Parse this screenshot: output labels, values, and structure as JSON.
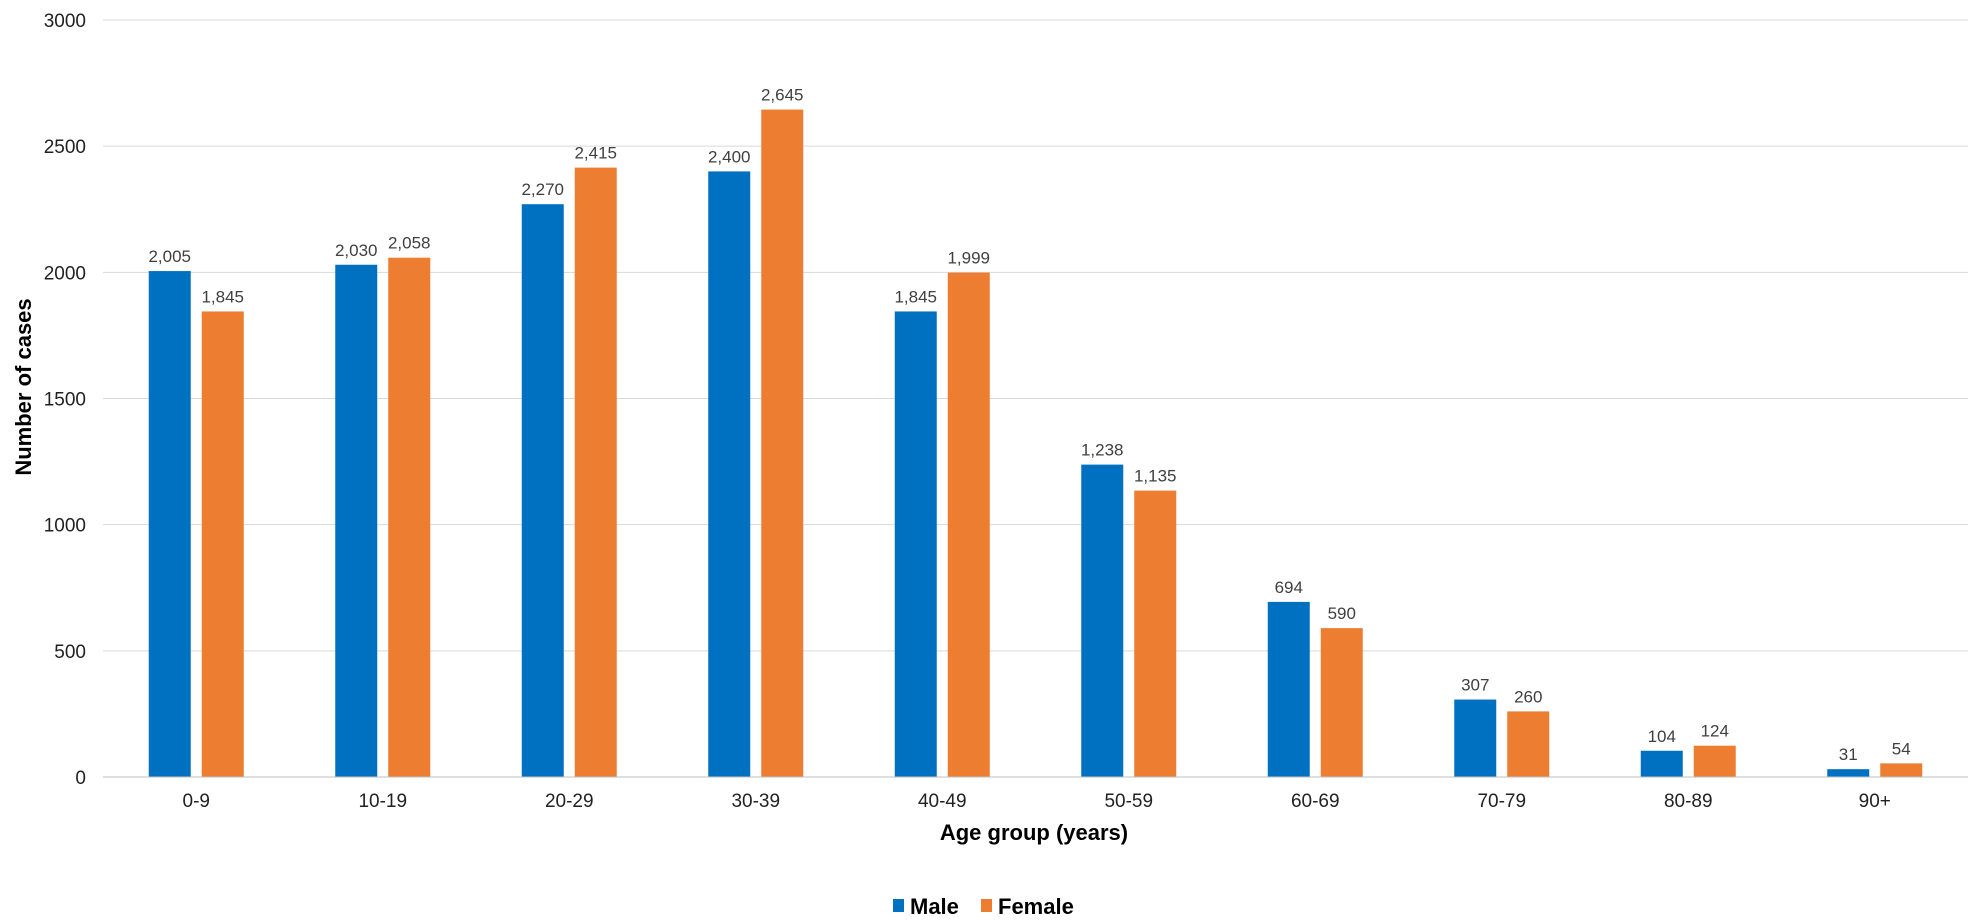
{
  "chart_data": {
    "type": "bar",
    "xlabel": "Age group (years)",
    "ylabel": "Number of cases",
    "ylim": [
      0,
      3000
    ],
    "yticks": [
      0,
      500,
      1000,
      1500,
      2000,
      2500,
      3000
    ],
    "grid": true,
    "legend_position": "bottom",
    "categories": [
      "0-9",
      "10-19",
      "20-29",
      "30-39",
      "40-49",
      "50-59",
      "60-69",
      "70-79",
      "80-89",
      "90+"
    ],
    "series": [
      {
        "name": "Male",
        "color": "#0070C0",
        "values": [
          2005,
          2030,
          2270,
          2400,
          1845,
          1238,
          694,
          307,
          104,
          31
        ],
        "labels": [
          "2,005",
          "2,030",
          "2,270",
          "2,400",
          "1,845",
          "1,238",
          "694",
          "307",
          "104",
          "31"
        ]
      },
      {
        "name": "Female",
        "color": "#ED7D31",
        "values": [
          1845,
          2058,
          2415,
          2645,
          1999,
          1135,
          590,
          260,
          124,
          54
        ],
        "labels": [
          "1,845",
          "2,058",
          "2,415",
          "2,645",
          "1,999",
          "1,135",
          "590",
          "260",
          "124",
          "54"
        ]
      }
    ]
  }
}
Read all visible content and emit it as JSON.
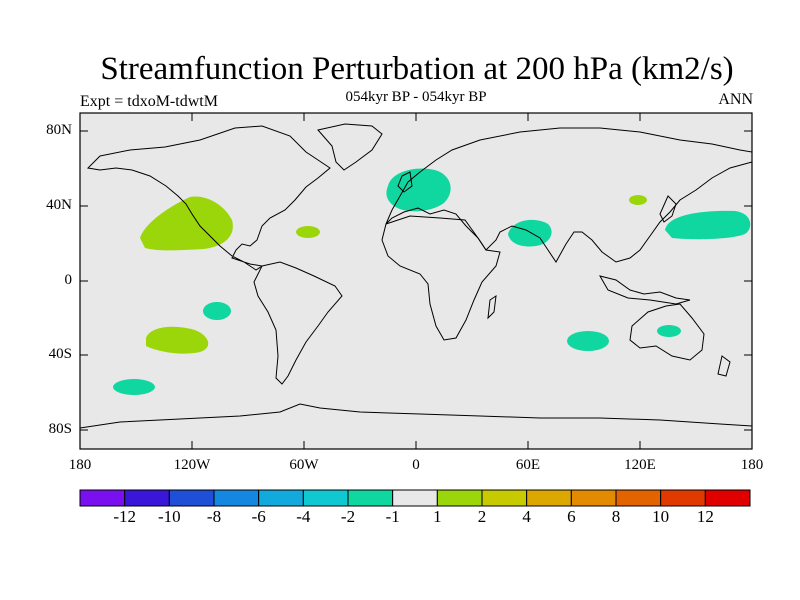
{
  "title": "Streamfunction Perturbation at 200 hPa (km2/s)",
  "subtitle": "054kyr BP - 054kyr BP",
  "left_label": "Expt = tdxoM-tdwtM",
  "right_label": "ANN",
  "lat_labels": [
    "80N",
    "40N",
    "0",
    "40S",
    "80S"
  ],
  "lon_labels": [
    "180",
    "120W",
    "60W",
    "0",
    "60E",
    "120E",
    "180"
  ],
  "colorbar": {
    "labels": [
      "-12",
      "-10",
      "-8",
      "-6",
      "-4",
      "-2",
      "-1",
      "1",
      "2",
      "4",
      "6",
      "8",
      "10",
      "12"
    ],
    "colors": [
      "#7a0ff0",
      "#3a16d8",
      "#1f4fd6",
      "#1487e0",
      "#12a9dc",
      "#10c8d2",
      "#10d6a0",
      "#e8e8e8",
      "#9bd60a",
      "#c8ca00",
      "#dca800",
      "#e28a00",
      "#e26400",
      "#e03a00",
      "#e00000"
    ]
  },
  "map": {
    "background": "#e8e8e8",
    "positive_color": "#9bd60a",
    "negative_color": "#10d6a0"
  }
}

+===+

WORK TO COMPLETE> The records above need to be given again exactly. Omit the pictures.

RIGHT ANSWER>
Parse this screenshot: output labels, values, and structure as JSON.
{
  "chart_data": {
    "type": "bar",
    "xlabel": "Age group (years)",
    "ylabel": "Number of cases",
    "ylim": [
      0,
      3000
    ],
    "yticks": [
      0,
      500,
      1000,
      1500,
      2000,
      2500,
      3000
    ],
    "grid": true,
    "legend_position": "bottom",
    "categories": [
      "0-9",
      "10-19",
      "20-29",
      "30-39",
      "40-49",
      "50-59",
      "60-69",
      "70-79",
      "80-89",
      "90+"
    ],
    "series": [
      {
        "name": "Male",
        "color": "#0070C0",
        "values": [
          2005,
          2030,
          2270,
          2400,
          1845,
          1238,
          694,
          307,
          104,
          31
        ],
        "labels": [
          "2,005",
          "2,030",
          "2,270",
          "2,400",
          "1,845",
          "1,238",
          "694",
          "307",
          "104",
          "31"
        ]
      },
      {
        "name": "Female",
        "color": "#ED7D31",
        "values": [
          1845,
          2058,
          2415,
          2645,
          1999,
          1135,
          590,
          260,
          124,
          54
        ],
        "labels": [
          "1,845",
          "2,058",
          "2,415",
          "2,645",
          "1,999",
          "1,135",
          "590",
          "260",
          "124",
          "54"
        ]
      }
    ]
  }
}
Read all visible content and emit it as JSON.
{
  "title": "Streamfunction Perturbation at 200 hPa (km2/s)",
  "subtitle": "054kyr BP - 054kyr BP",
  "left_label": "Expt = tdxoM-tdwtM",
  "right_label": "ANN",
  "lat_labels": [
    "80N",
    "40N",
    "0",
    "40S",
    "80S"
  ],
  "lon_labels": [
    "180",
    "120W",
    "60W",
    "0",
    "60E",
    "120E",
    "180"
  ],
  "colorbar": {
    "labels": [
      "-12",
      "-10",
      "-8",
      "-6",
      "-4",
      "-2",
      "-1",
      "1",
      "2",
      "4",
      "6",
      "8",
      "10",
      "12"
    ],
    "colors": [
      "#7a0ff0",
      "#3a16d8",
      "#1f4fd6",
      "#1487e0",
      "#12a9dc",
      "#10c8d2",
      "#10d6a0",
      "#e8e8e8",
      "#9bd60a",
      "#c8ca00",
      "#dca800",
      "#e28a00",
      "#e26400",
      "#e03a00",
      "#e00000"
    ]
  },
  "map": {
    "background": "#e8e8e8",
    "positive_color": "#9bd60a",
    "negative_color": "#10d6a0"
  }
}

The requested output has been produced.